■ Do this
Strip the pictures and reproduce the rest of the listing exactly.

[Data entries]
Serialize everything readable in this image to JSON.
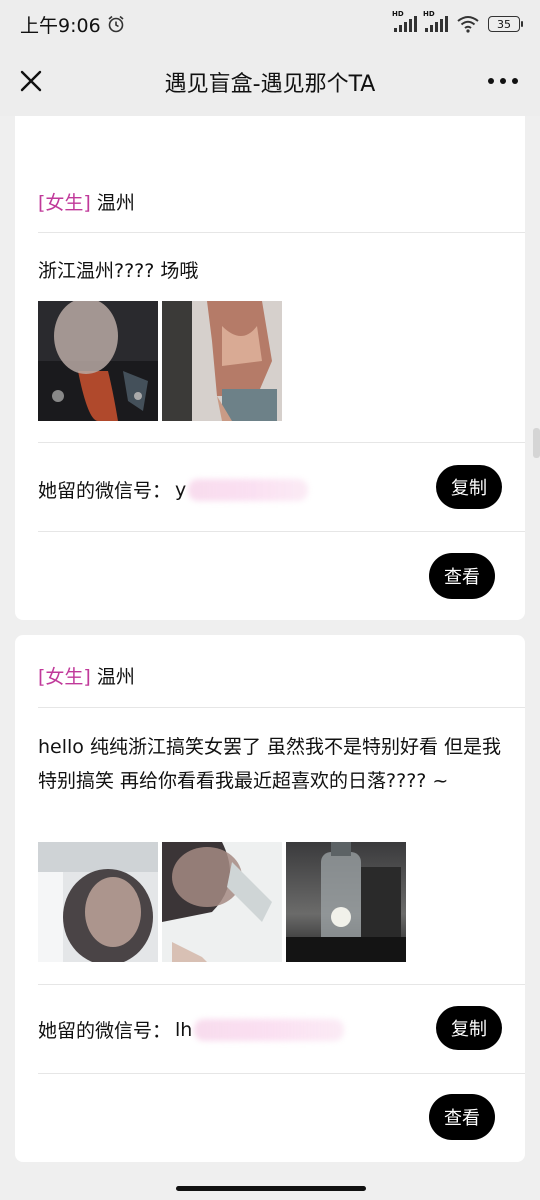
{
  "status_bar": {
    "time": "上午9:06",
    "network_1": "HD",
    "network_2": "HD",
    "battery": "35"
  },
  "nav": {
    "title": "遇见盲盒-遇见那个TA"
  },
  "cards": [
    {
      "gender": "[女生]",
      "city": "温州",
      "description": "浙江温州???? 场哦",
      "wechat_label": "她留的微信号：",
      "wechat_visible": "y",
      "copy_label": "复制",
      "view_label": "查看"
    },
    {
      "gender": "[女生]",
      "city": "温州",
      "description": "hello 纯纯浙江搞笑女罢了 虽然我不是特别好看 但是我特别搞笑 再给你看看我最近超喜欢的日落???? ~",
      "wechat_label": "她留的微信号：",
      "wechat_visible": "lh",
      "copy_label": "复制",
      "view_label": "查看"
    }
  ],
  "colors": {
    "gender_tag": "#c0399a",
    "button_bg": "#000000",
    "page_bg": "#efefef"
  }
}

■ Task answer
Serialize everything readable in this image to JSON.
{
  "status_bar": {
    "time": "上午9:06",
    "network_1": "HD",
    "network_2": "HD",
    "battery": "35"
  },
  "nav": {
    "title": "遇见盲盒-遇见那个TA"
  },
  "cards": [
    {
      "gender": "[女生]",
      "city": "温州",
      "description": "浙江温州???? 场哦",
      "wechat_label": "她留的微信号：",
      "wechat_visible": "y",
      "copy_label": "复制",
      "view_label": "查看"
    },
    {
      "gender": "[女生]",
      "city": "温州",
      "description": "hello 纯纯浙江搞笑女罢了 虽然我不是特别好看 但是我特别搞笑 再给你看看我最近超喜欢的日落???? ~",
      "wechat_label": "她留的微信号：",
      "wechat_visible": "lh",
      "copy_label": "复制",
      "view_label": "查看"
    }
  ],
  "colors": {
    "gender_tag": "#c0399a",
    "button_bg": "#000000",
    "page_bg": "#efefef"
  }
}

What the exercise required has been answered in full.